## BEGIN ENTRIES
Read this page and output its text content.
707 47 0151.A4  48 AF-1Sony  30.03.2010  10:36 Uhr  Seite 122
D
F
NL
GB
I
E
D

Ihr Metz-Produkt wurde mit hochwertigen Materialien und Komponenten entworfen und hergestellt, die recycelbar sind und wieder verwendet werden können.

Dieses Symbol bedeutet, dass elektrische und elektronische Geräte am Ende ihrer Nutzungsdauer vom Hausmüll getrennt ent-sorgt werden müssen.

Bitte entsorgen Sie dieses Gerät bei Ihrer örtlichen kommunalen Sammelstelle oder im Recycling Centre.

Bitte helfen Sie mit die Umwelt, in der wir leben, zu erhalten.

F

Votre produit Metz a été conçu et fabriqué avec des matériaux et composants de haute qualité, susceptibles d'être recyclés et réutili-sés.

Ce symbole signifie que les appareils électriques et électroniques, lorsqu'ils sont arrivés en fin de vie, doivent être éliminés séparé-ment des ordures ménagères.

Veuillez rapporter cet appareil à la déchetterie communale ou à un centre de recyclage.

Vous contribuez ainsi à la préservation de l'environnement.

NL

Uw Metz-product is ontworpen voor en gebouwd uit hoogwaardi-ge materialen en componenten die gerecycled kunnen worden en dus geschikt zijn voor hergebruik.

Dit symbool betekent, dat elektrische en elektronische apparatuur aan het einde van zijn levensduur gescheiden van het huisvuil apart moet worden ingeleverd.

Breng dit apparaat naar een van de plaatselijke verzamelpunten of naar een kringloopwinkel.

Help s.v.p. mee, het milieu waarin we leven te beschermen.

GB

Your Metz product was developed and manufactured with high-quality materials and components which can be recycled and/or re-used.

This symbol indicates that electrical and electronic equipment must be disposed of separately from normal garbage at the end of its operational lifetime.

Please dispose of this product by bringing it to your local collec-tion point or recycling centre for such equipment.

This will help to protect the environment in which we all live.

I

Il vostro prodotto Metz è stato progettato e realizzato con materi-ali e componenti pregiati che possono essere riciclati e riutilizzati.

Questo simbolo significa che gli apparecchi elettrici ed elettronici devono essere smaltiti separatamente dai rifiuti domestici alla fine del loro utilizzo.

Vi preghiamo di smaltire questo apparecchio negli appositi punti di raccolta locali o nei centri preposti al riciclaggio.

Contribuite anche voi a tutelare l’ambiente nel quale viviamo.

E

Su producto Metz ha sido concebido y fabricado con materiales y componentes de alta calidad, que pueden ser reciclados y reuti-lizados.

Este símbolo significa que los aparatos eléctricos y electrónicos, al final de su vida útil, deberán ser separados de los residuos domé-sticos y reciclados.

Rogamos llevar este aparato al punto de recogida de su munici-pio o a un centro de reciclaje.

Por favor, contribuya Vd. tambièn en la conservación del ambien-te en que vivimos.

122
## END ENTRIES
State the count of lines in the data holding the word "equipment", adding nothing to it.

2